#### [PROBLEM TO SOLVE]
Output each entry exactly; skip nothing.

====

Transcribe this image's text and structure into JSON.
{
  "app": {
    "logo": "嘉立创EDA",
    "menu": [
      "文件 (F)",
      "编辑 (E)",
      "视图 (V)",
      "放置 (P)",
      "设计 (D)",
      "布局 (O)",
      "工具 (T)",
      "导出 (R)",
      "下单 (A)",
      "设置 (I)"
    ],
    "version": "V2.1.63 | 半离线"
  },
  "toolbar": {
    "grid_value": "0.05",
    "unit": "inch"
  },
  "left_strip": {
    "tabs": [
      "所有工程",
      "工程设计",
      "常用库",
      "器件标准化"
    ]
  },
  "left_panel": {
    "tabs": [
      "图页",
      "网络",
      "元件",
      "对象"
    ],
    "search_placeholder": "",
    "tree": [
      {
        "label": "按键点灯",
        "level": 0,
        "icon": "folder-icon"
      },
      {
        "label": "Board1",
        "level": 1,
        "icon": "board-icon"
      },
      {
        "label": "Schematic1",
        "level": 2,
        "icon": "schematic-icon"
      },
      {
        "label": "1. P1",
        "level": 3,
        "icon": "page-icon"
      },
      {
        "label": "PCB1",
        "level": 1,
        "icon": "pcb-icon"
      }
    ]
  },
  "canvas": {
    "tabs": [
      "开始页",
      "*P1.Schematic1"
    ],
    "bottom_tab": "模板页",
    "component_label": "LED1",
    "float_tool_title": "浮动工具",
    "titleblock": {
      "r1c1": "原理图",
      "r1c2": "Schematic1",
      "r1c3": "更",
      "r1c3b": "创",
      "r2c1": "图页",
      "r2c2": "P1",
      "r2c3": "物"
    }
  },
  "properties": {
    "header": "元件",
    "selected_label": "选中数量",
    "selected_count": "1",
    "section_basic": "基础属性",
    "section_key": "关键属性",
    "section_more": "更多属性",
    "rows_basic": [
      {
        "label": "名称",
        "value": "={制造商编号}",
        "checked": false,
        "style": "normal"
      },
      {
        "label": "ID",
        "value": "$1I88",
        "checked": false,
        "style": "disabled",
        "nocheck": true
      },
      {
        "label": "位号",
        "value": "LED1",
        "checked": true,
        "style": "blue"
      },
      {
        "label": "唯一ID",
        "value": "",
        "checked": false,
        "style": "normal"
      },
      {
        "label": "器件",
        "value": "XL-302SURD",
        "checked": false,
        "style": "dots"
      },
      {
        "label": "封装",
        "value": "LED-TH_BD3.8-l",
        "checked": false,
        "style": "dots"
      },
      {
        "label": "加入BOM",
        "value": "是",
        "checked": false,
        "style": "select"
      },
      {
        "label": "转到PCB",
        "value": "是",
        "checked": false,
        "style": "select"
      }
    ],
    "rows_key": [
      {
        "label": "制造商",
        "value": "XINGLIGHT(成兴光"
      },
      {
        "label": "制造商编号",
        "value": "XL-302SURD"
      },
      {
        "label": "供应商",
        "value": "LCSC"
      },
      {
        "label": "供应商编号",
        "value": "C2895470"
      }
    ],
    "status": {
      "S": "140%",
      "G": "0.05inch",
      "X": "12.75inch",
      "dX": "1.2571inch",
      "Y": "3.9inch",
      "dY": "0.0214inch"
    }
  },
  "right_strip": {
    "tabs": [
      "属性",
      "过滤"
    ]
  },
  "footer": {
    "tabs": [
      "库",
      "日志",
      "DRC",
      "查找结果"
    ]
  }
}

====

#### [SOLUTION]
Transcribe this image's text and structure into JSON.
{
  "app": {
    "logo": "嘉立创EDA",
    "menu": [
      "文件 (F)",
      "编辑 (E)",
      "视图 (V)",
      "放置 (P)",
      "设计 (D)",
      "布局 (O)",
      "工具 (T)",
      "导出 (R)",
      "下单 (A)",
      "设置 (I)"
    ],
    "version": "V2.1.63 | 半离线"
  },
  "toolbar": {
    "grid_value": "0.05",
    "unit": "inch"
  },
  "left_strip": {
    "tabs": [
      "所有工程",
      "工程设计",
      "常用库",
      "器件标准化"
    ]
  },
  "left_panel": {
    "tabs": [
      "图页",
      "网络",
      "元件",
      "对象"
    ],
    "search_placeholder": "",
    "tree": [
      {
        "label": "按键点灯",
        "level": 0,
        "icon": "folder-icon"
      },
      {
        "label": "Board1",
        "level": 1,
        "icon": "board-icon"
      },
      {
        "label": "Schematic1",
        "level": 2,
        "icon": "schematic-icon"
      },
      {
        "label": "1. P1",
        "level": 3,
        "icon": "page-icon"
      },
      {
        "label": "PCB1",
        "level": 1,
        "icon": "pcb-icon"
      }
    ]
  },
  "canvas": {
    "tabs": [
      "开始页",
      "*P1.Schematic1"
    ],
    "bottom_tab": "模板页",
    "component_label": "LED1",
    "float_tool_title": "浮动工具",
    "titleblock": {
      "r1c1": "原理图",
      "r1c2": "Schematic1",
      "r1c3": "更",
      "r1c3b": "创",
      "r2c1": "图页",
      "r2c2": "P1",
      "r2c3": "物"
    }
  },
  "properties": {
    "header": "元件",
    "selected_label": "选中数量",
    "selected_count": "1",
    "section_basic": "基础属性",
    "section_key": "关键属性",
    "section_more": "更多属性",
    "rows_basic": [
      {
        "label": "名称",
        "value": "={制造商编号}",
        "checked": false,
        "style": "normal"
      },
      {
        "label": "ID",
        "value": "$1I88",
        "checked": false,
        "style": "disabled",
        "nocheck": true
      },
      {
        "label": "位号",
        "value": "LED1",
        "checked": true,
        "style": "blue"
      },
      {
        "label": "唯一ID",
        "value": "",
        "checked": false,
        "style": "normal"
      },
      {
        "label": "器件",
        "value": "XL-302SURD",
        "checked": false,
        "style": "dots"
      },
      {
        "label": "封装",
        "value": "LED-TH_BD3.8-l",
        "checked": false,
        "style": "dots"
      },
      {
        "label": "加入BOM",
        "value": "是",
        "checked": false,
        "style": "select"
      },
      {
        "label": "转到PCB",
        "value": "是",
        "checked": false,
        "style": "select"
      }
    ],
    "rows_key": [
      {
        "label": "制造商",
        "value": "XINGLIGHT(成兴光"
      },
      {
        "label": "制造商编号",
        "value": "XL-302SURD"
      },
      {
        "label": "供应商",
        "value": "LCSC"
      },
      {
        "label": "供应商编号",
        "value": "C2895470"
      }
    ],
    "status": {
      "S": "140%",
      "G": "0.05inch",
      "X": "12.75inch",
      "dX": "1.2571inch",
      "Y": "3.9inch",
      "dY": "0.0214inch"
    }
  },
  "right_strip": {
    "tabs": [
      "属性",
      "过滤"
    ]
  },
  "footer": {
    "tabs": [
      "库",
      "日志",
      "DRC",
      "查找结果"
    ]
  }
}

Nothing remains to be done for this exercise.